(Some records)
________________
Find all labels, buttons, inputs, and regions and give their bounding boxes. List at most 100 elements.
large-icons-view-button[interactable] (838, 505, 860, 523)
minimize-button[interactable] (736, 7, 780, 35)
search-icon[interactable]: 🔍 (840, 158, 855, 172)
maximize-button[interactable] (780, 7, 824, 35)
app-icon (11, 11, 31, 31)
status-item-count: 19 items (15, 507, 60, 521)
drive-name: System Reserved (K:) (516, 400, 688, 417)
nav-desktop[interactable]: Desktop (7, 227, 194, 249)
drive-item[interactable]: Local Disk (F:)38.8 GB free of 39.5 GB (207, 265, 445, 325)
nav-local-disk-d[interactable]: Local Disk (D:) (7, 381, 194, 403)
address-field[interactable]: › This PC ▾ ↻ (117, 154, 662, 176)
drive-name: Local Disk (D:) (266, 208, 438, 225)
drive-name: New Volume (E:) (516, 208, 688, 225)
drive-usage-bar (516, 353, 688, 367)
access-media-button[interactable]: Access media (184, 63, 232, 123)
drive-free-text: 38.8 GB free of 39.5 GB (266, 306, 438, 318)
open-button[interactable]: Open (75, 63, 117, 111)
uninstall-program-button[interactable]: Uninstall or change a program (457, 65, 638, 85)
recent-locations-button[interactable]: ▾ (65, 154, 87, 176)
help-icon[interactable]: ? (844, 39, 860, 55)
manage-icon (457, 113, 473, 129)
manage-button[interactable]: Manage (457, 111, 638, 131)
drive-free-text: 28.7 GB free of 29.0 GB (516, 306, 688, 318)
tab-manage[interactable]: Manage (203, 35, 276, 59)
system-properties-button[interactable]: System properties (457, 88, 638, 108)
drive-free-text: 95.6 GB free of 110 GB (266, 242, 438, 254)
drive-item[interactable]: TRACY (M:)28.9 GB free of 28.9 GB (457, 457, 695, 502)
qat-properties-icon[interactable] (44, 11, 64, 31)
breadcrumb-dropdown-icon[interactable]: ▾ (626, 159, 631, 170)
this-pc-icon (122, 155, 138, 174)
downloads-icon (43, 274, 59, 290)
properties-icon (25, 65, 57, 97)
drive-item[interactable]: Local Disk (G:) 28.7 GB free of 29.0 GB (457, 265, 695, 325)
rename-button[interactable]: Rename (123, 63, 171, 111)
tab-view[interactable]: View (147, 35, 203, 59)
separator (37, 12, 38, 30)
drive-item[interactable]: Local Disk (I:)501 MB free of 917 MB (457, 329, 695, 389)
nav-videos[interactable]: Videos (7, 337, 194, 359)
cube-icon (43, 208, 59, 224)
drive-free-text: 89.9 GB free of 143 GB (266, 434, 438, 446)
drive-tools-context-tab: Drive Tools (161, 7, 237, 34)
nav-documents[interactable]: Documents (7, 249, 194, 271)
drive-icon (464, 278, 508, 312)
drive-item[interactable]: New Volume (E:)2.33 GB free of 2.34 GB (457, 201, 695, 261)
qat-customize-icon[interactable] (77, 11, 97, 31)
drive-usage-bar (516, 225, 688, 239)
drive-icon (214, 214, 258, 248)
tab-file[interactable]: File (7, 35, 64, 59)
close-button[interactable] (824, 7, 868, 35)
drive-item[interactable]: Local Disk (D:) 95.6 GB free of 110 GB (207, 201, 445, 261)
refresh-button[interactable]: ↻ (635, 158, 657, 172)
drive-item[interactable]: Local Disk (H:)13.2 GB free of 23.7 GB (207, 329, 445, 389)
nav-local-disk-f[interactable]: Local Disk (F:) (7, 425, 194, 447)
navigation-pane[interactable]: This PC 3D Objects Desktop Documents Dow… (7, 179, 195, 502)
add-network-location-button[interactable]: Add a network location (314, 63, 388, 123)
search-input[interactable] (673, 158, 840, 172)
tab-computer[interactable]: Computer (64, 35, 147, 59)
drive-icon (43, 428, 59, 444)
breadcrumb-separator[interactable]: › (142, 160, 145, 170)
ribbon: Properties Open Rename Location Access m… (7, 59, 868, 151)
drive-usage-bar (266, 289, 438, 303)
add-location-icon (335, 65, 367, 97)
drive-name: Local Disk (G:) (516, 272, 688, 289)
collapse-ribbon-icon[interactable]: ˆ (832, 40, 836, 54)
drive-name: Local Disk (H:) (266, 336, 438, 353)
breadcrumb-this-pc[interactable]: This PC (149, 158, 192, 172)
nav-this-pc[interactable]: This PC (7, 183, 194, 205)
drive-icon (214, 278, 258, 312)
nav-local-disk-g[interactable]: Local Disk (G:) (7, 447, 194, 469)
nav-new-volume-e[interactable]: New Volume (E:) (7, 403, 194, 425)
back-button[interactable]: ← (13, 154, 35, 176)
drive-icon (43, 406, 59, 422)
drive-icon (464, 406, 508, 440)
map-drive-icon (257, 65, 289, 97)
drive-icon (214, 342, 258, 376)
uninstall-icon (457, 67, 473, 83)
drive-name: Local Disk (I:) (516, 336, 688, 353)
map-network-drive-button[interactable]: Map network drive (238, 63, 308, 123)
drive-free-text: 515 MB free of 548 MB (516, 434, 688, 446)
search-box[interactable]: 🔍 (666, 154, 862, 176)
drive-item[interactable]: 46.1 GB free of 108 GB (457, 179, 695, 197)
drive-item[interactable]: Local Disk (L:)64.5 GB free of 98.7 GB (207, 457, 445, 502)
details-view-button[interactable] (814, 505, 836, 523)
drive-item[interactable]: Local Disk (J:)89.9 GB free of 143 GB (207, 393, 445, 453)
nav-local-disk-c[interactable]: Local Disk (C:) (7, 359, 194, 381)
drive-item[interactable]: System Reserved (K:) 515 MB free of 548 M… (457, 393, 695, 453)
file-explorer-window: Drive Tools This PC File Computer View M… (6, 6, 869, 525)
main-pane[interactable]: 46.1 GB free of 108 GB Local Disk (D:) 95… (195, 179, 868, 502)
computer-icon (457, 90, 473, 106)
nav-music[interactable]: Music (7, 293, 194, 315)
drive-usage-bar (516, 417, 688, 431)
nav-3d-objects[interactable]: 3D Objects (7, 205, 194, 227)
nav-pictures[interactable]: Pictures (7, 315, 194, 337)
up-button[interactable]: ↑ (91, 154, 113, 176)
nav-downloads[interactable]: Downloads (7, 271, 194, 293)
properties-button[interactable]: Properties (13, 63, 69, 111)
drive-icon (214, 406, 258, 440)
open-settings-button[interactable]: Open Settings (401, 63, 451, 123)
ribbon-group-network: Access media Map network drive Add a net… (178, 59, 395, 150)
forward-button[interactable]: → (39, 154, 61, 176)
________________
Required work -
Rewrite the items above, swapping every "interactable" for "clickable" and leaving everything else unchanged.

Final answer -
Find all labels, buttons, inputs, and regions and give their bounding boxes. List at most 100 elements.
large-icons-view-button[clickable] (838, 505, 860, 523)
minimize-button[clickable] (736, 7, 780, 35)
search-icon[clickable]: 🔍 (840, 158, 855, 172)
maximize-button[clickable] (780, 7, 824, 35)
app-icon (11, 11, 31, 31)
status-item-count: 19 items (15, 507, 60, 521)
drive-name: System Reserved (K:) (516, 400, 688, 417)
nav-desktop[clickable]: Desktop (7, 227, 194, 249)
drive-item[clickable]: Local Disk (F:)38.8 GB free of 39.5 GB (207, 265, 445, 325)
nav-local-disk-d[clickable]: Local Disk (D:) (7, 381, 194, 403)
address-field[clickable]: › This PC ▾ ↻ (117, 154, 662, 176)
drive-name: Local Disk (D:) (266, 208, 438, 225)
drive-name: New Volume (E:) (516, 208, 688, 225)
drive-usage-bar (516, 353, 688, 367)
access-media-button[clickable]: Access media (184, 63, 232, 123)
drive-free-text: 38.8 GB free of 39.5 GB (266, 306, 438, 318)
open-button[clickable]: Open (75, 63, 117, 111)
uninstall-program-button[clickable]: Uninstall or change a program (457, 65, 638, 85)
recent-locations-button[clickable]: ▾ (65, 154, 87, 176)
help-icon[clickable]: ? (844, 39, 860, 55)
manage-icon (457, 113, 473, 129)
manage-button[clickable]: Manage (457, 111, 638, 131)
drive-free-text: 28.7 GB free of 29.0 GB (516, 306, 688, 318)
tab-manage[clickable]: Manage (203, 35, 276, 59)
system-properties-button[clickable]: System properties (457, 88, 638, 108)
drive-free-text: 95.6 GB free of 110 GB (266, 242, 438, 254)
drive-item[clickable]: TRACY (M:)28.9 GB free of 28.9 GB (457, 457, 695, 502)
qat-properties-icon[clickable] (44, 11, 64, 31)
breadcrumb-dropdown-icon[clickable]: ▾ (626, 159, 631, 170)
this-pc-icon (122, 155, 138, 174)
downloads-icon (43, 274, 59, 290)
properties-icon (25, 65, 57, 97)
drive-item[clickable]: Local Disk (G:) 28.7 GB free of 29.0 GB (457, 265, 695, 325)
rename-button[clickable]: Rename (123, 63, 171, 111)
tab-view[clickable]: View (147, 35, 203, 59)
separator (37, 12, 38, 30)
drive-item[clickable]: Local Disk (I:)501 MB free of 917 MB (457, 329, 695, 389)
nav-videos[clickable]: Videos (7, 337, 194, 359)
cube-icon (43, 208, 59, 224)
drive-free-text: 89.9 GB free of 143 GB (266, 434, 438, 446)
drive-tools-context-tab: Drive Tools (161, 7, 237, 34)
nav-documents[clickable]: Documents (7, 249, 194, 271)
drive-icon (464, 278, 508, 312)
drive-item[clickable]: New Volume (E:)2.33 GB free of 2.34 GB (457, 201, 695, 261)
qat-customize-icon[clickable] (77, 11, 97, 31)
drive-usage-bar (516, 225, 688, 239)
drive-icon (214, 214, 258, 248)
tab-file[clickable]: File (7, 35, 64, 59)
close-button[clickable] (824, 7, 868, 35)
drive-item[clickable]: Local Disk (D:) 95.6 GB free of 110 GB (207, 201, 445, 261)
refresh-button[clickable]: ↻ (635, 158, 657, 172)
drive-item[clickable]: Local Disk (H:)13.2 GB free of 23.7 GB (207, 329, 445, 389)
nav-local-disk-f[clickable]: Local Disk (F:) (7, 425, 194, 447)
navigation-pane[clickable]: This PC 3D Objects Desktop Documents Dow… (7, 179, 195, 502)
add-network-location-button[clickable]: Add a network location (314, 63, 388, 123)
search-input[clickable] (673, 158, 840, 172)
tab-computer[clickable]: Computer (64, 35, 147, 59)
drive-icon (43, 428, 59, 444)
breadcrumb-separator[clickable]: › (142, 160, 145, 170)
ribbon: Properties Open Rename Location Access m… (7, 59, 868, 151)
drive-usage-bar (266, 289, 438, 303)
add-location-icon (335, 65, 367, 97)
drive-name: Local Disk (G:) (516, 272, 688, 289)
collapse-ribbon-icon[clickable]: ˆ (832, 40, 836, 54)
drive-name: Local Disk (H:) (266, 336, 438, 353)
breadcrumb-this-pc[clickable]: This PC (149, 158, 192, 172)
nav-this-pc[clickable]: This PC (7, 183, 194, 205)
drive-icon (214, 278, 258, 312)
nav-local-disk-g[clickable]: Local Disk (G:) (7, 447, 194, 469)
nav-new-volume-e[clickable]: New Volume (E:) (7, 403, 194, 425)
back-button[clickable]: ← (13, 154, 35, 176)
drive-icon (43, 406, 59, 422)
drive-icon (464, 406, 508, 440)
map-drive-icon (257, 65, 289, 97)
drive-icon (214, 342, 258, 376)
uninstall-icon (457, 67, 473, 83)
drive-name: Local Disk (I:) (516, 336, 688, 353)
map-network-drive-button[clickable]: Map network drive (238, 63, 308, 123)
drive-free-text: 515 MB free of 548 MB (516, 434, 688, 446)
search-box[clickable]: 🔍 (666, 154, 862, 176)
drive-item[clickable]: 46.1 GB free of 108 GB (457, 179, 695, 197)
drive-item[clickable]: Local Disk (L:)64.5 GB free of 98.7 GB (207, 457, 445, 502)
details-view-button[clickable] (814, 505, 836, 523)
drive-item[clickable]: Local Disk (J:)89.9 GB free of 143 GB (207, 393, 445, 453)
nav-local-disk-c[clickable]: Local Disk (C:) (7, 359, 194, 381)
drive-item[clickable]: System Reserved (K:) 515 MB free of 548 M… (457, 393, 695, 453)
file-explorer-window: Drive Tools This PC File Computer View M… (6, 6, 869, 525)
main-pane[clickable]: 46.1 GB free of 108 GB Local Disk (D:) 95… (195, 179, 868, 502)
computer-icon (457, 90, 473, 106)
nav-music[clickable]: Music (7, 293, 194, 315)
drive-usage-bar (516, 417, 688, 431)
nav-3d-objects[clickable]: 3D Objects (7, 205, 194, 227)
nav-pictures[clickable]: Pictures (7, 315, 194, 337)
up-button[clickable]: ↑ (91, 154, 113, 176)
nav-downloads[clickable]: Downloads (7, 271, 194, 293)
properties-button[clickable]: Properties (13, 63, 69, 111)
drive-icon (214, 406, 258, 440)
open-settings-button[clickable]: Open Settings (401, 63, 451, 123)
ribbon-group-network: Access media Map network drive Add a net… (178, 59, 395, 150)
forward-button[clickable]: → (39, 154, 61, 176)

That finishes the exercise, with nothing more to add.